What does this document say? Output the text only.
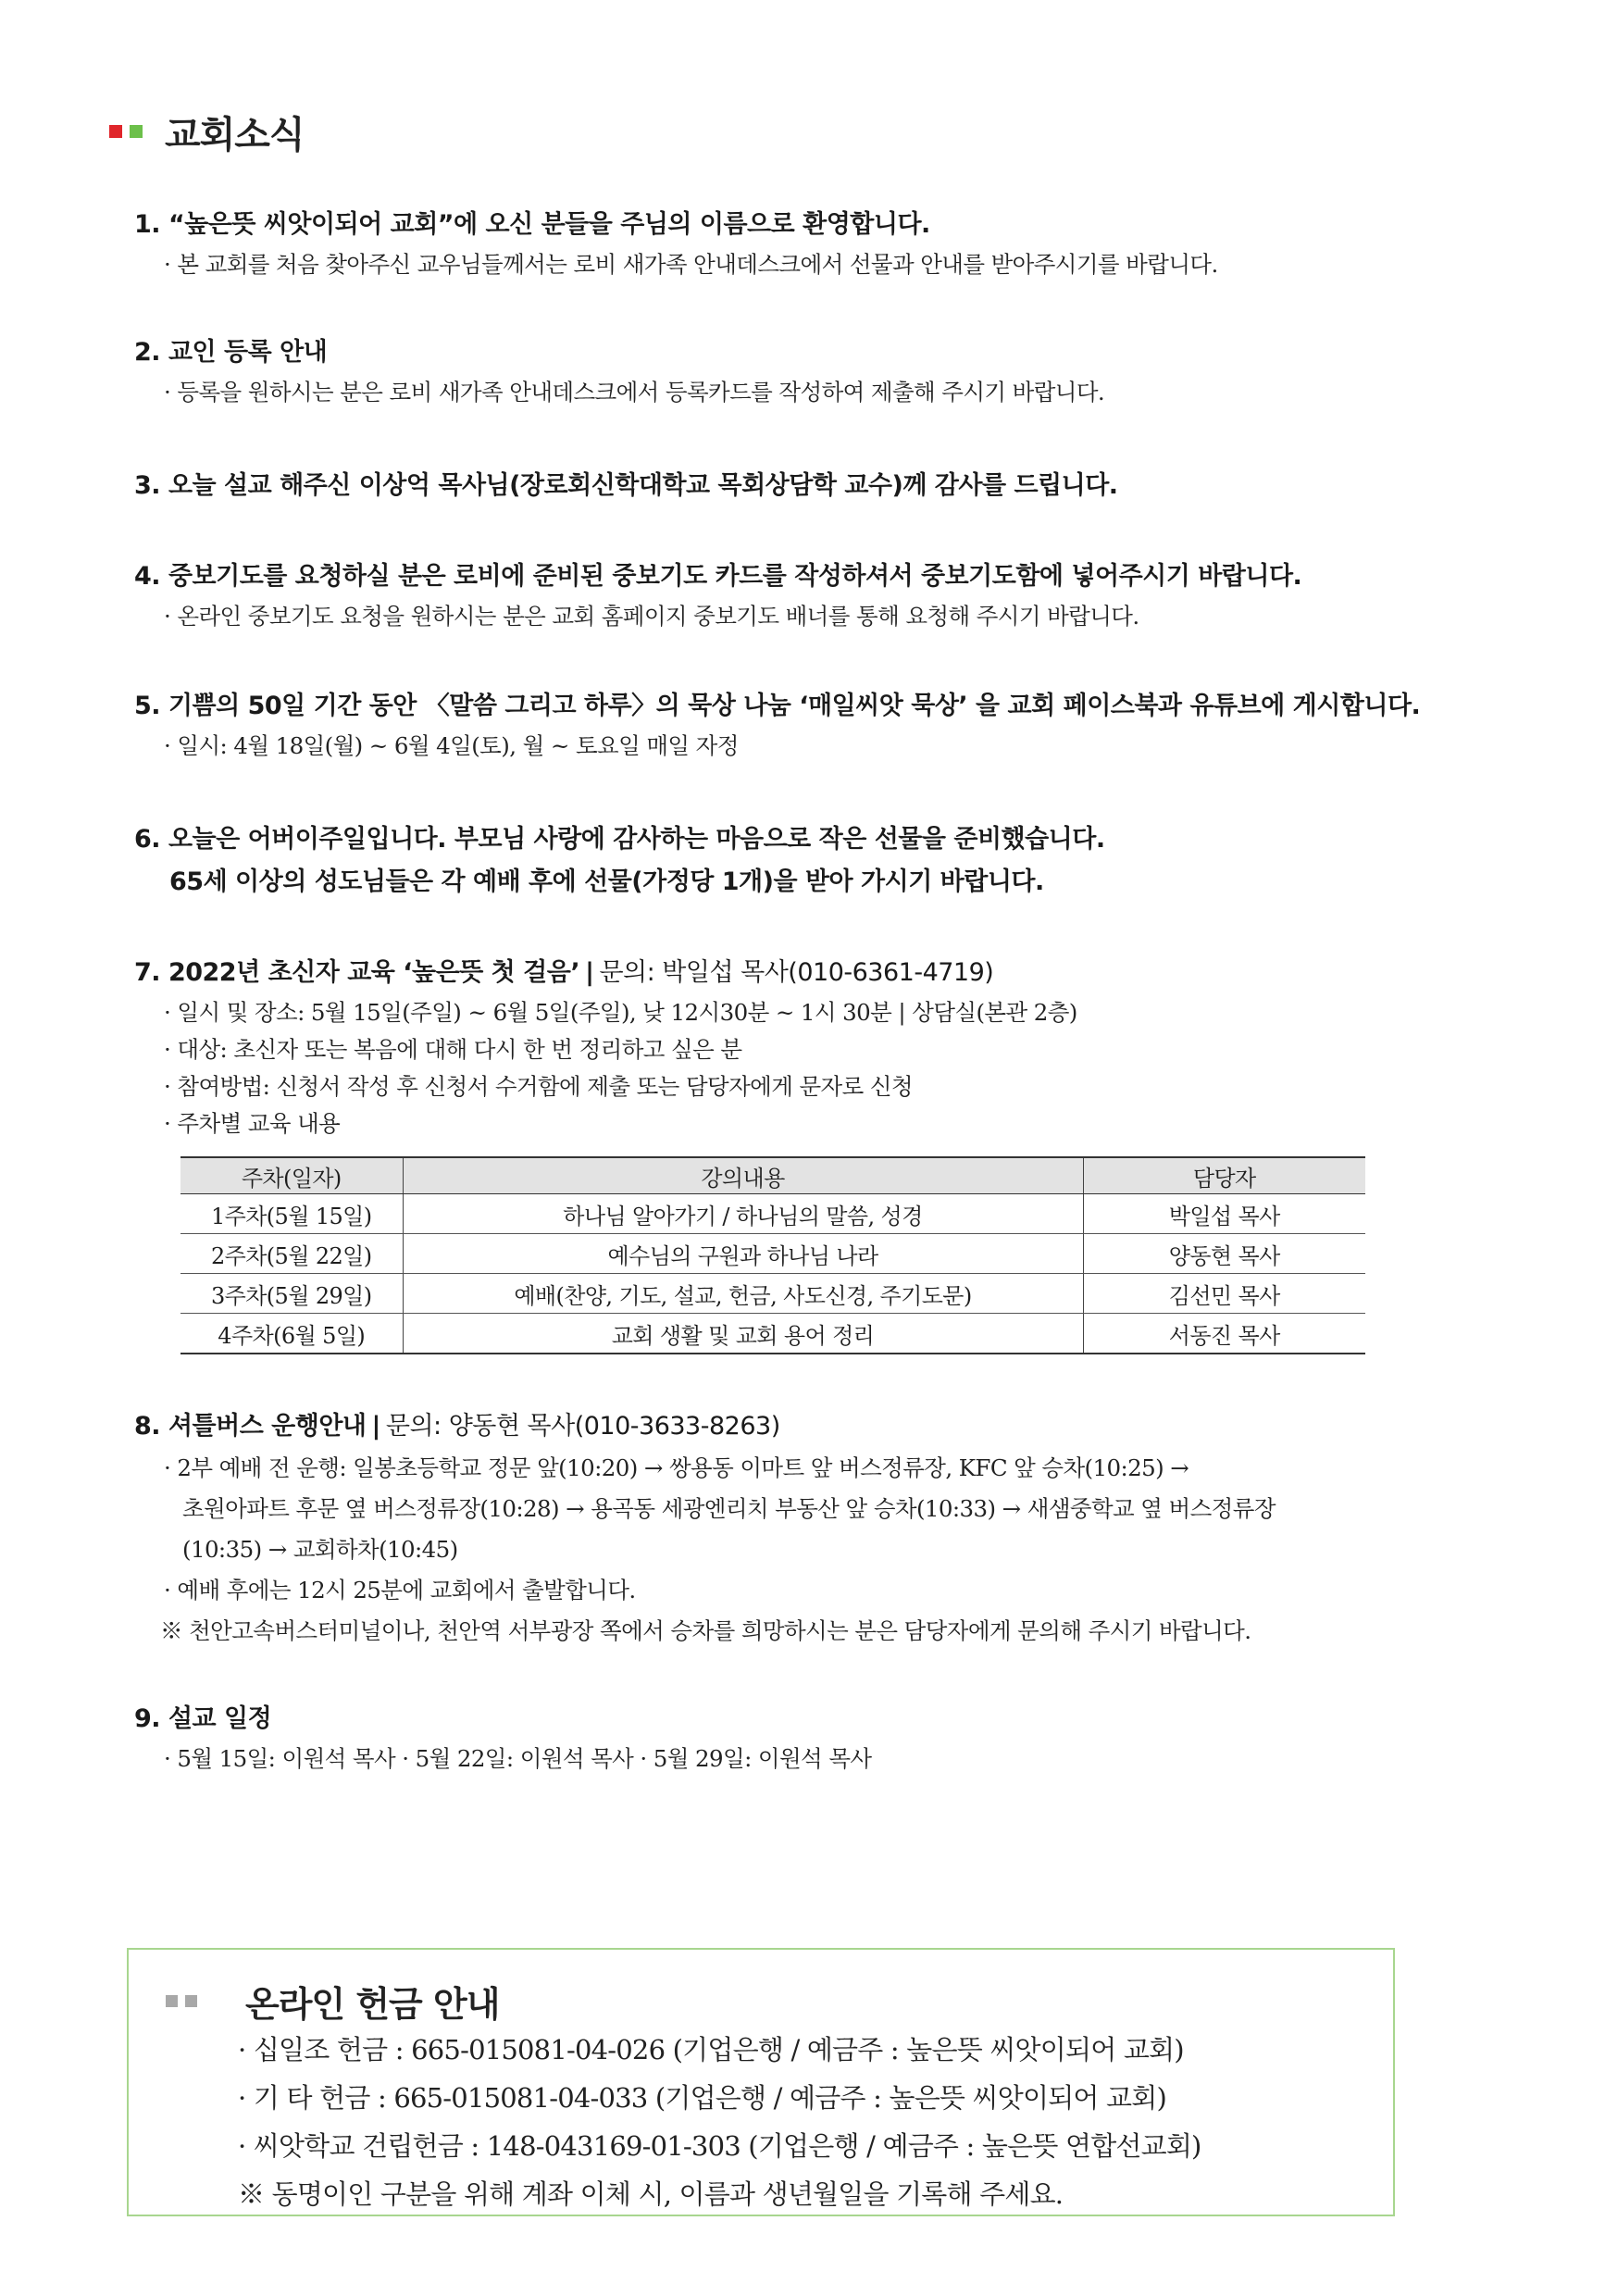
교회소식
1. “높은뜻 씨앗이되어 교회”에 오신 분들을 주님의 이름으로 환영합니다.
· 본 교회를 처음 찾아주신 교우님들께서는 로비 새가족 안내데스크에서 선물과 안내를 받아주시기를 바랍니다.
2. 교인 등록 안내
· 등록을 원하시는 분은 로비 새가족 안내데스크에서 등록카드를 작성하여 제출해 주시기 바랍니다.
3. 오늘 설교 해주신 이상억 목사님(장로회신학대학교 목회상담학 교수)께 감사를 드립니다.
4. 중보기도를 요청하실 분은 로비에 준비된 중보기도 카드를 작성하셔서 중보기도함에 넣어주시기 바랍니다.
· 온라인 중보기도 요청을 원하시는 분은 교회 홈페이지 중보기도 배너를 통해 요청해 주시기 바랍니다.
5. 기쁨의 50일 기간 동안 〈말씀 그리고 하루〉의 묵상 나눔 ‘매일씨앗 묵상’ 을 교회 페이스북과 유튜브에 게시합니다.
· 일시: 4월 18일(월) ~ 6월 4일(토), 월 ~ 토요일 매일 자정
6. 오늘은 어버이주일입니다. 부모님 사랑에 감사하는 마음으로 작은 선물을 준비했습니다.
65세 이상의 성도님들은 각 예배 후에 선물(가정당 1개)을 받아 가시기 바랍니다.
7. 2022년 초신자 교육 ‘높은뜻 첫 걸음’ | 문의: 박일섭 목사(010-6361-4719)
· 일시 및 장소: 5월 15일(주일) ~ 6월 5일(주일), 낮 12시30분 ~ 1시 30분 | 상담실(본관 2층)
· 대상: 초신자 또는 복음에 대해 다시 한 번 정리하고 싶은 분
· 참여방법: 신청서 작성 후 신청서 수거함에 제출 또는 담당자에게 문자로 신청
· 주차별 교육 내용
주차(일자)	강의내용	담당자
1주차(5월 15일)	하나님 알아가기 / 하나님의 말씀, 성경	박일섭 목사
2주차(5월 22일)	예수님의 구원과 하나님 나라	양동현 목사
3주차(5월 29일)	예배(찬양, 기도, 설교, 헌금, 사도신경, 주기도문)	김선민 목사
4주차(6월 5일)	교회 생활 및 교회 용어 정리	서동진 목사
8. 셔틀버스 운행안내 | 문의: 양동현 목사(010-3633-8263)
· 2부 예배 전 운행: 일봉초등학교 정문 앞(10:20) → 쌍용동 이마트 앞 버스정류장, KFC 앞 승차(10:25) →
초원아파트 후문 옆 버스정류장(10:28) → 용곡동 세광엔리치 부동산 앞 승차(10:33) → 새샘중학교 옆 버스정류장
(10:35) → 교회하차(10:45)
· 예배 후에는 12시 25분에 교회에서 출발합니다.
※ 천안고속버스터미널이나, 천안역 서부광장 쪽에서 승차를 희망하시는 분은 담당자에게 문의해 주시기 바랍니다.
9. 설교 일정
· 5월 15일: 이원석 목사 · 5월 22일: 이원석 목사 · 5월 29일: 이원석 목사
온라인 헌금 안내
· 십일조 헌금 : 665-015081-04-026 (기업은행 / 예금주 : 높은뜻 씨앗이되어 교회)
· 기 타 헌금 : 665-015081-04-033 (기업은행 / 예금주 : 높은뜻 씨앗이되어 교회)
· 씨앗학교 건립헌금 : 148-043169-01-303 (기업은행 / 예금주 : 높은뜻 연합선교회)
※ 동명이인 구분을 위해 계좌 이체 시, 이름과 생년월일을 기록해 주세요.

^^^^^^^^

### [PROBLEM TO WORK ON]
Copy each line of the records above that carries the word "기업은행".

### [SOLVED EXERCISE]
· 십일조 헌금 : 665-015081-04-026 (기업은행 / 예금주 : 높은뜻 씨앗이되어 교회)
· 기 타 헌금 : 665-015081-04-033 (기업은행 / 예금주 : 높은뜻 씨앗이되어 교회)
· 씨앗학교 건립헌금 : 148-043169-01-303 (기업은행 / 예금주 : 높은뜻 연합선교회)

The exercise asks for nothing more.